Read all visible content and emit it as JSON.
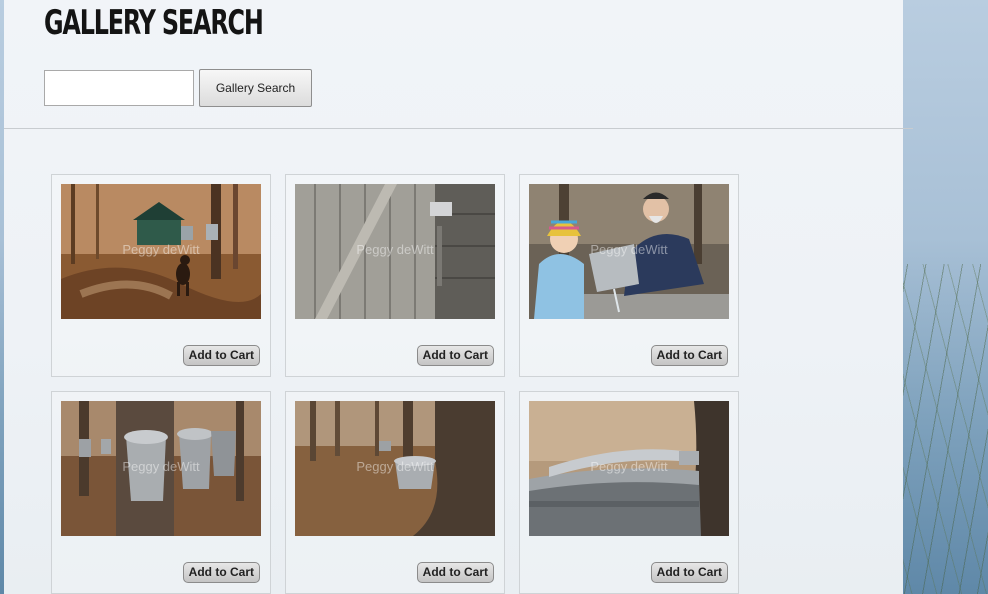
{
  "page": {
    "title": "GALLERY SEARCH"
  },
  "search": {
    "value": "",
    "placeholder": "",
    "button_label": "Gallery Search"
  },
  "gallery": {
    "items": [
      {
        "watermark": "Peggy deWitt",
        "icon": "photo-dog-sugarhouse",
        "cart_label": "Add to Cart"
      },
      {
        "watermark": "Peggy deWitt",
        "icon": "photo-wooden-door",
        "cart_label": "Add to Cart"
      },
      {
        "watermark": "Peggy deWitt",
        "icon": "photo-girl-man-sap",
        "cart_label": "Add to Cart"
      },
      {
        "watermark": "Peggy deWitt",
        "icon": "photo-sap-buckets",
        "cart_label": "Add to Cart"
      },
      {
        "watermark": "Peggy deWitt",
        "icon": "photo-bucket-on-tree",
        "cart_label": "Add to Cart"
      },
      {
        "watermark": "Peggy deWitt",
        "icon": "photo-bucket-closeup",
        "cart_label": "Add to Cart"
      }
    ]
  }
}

################

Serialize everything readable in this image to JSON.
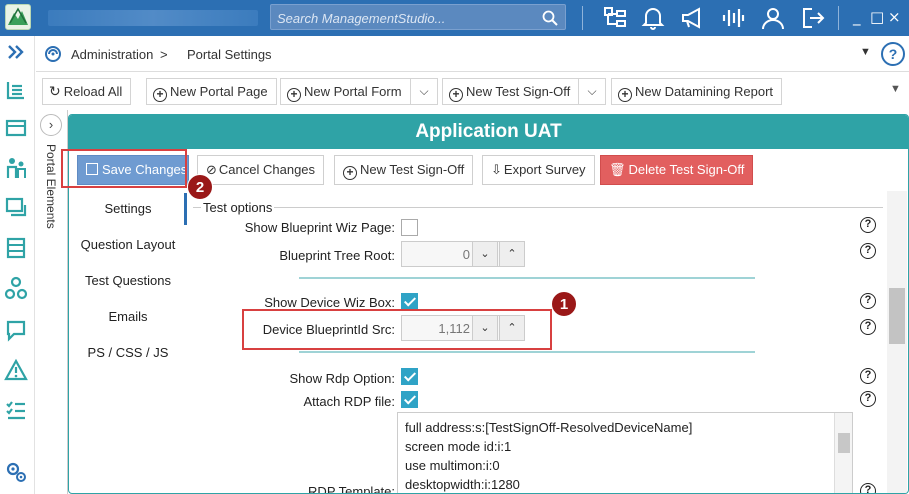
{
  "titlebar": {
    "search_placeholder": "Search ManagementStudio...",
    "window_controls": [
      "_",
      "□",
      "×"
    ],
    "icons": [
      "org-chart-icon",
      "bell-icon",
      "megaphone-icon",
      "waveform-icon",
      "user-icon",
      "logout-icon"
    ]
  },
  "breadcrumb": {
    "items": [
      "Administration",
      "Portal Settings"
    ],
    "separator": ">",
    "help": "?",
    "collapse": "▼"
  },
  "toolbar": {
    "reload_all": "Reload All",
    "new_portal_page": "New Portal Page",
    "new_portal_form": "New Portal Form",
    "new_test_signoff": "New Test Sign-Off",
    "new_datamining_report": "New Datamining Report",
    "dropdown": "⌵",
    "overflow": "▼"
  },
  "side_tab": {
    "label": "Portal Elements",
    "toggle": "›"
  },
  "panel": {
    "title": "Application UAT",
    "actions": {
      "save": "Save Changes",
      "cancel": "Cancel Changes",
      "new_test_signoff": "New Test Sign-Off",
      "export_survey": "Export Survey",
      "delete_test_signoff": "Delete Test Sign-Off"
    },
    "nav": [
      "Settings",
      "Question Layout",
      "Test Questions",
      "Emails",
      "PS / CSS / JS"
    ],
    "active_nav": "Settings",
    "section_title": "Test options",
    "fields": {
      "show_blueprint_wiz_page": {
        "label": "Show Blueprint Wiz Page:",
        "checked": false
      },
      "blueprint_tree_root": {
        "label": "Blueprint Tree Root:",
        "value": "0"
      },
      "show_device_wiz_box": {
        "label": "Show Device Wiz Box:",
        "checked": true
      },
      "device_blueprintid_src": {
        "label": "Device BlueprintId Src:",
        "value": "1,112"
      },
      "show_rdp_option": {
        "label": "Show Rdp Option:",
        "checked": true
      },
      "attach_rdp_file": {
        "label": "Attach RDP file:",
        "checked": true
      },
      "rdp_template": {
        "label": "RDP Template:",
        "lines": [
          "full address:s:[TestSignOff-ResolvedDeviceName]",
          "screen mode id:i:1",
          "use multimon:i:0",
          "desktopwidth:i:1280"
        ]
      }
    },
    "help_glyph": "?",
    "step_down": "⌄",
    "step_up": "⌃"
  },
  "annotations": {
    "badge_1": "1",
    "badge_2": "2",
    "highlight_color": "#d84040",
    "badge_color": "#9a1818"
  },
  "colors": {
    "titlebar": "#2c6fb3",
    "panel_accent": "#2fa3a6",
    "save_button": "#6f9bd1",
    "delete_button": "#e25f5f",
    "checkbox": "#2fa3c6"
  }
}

################

• _Goal_: For the entries shown above, give the number of lines that include the word "photo", without any other text.

• _Answer to the problem_: 6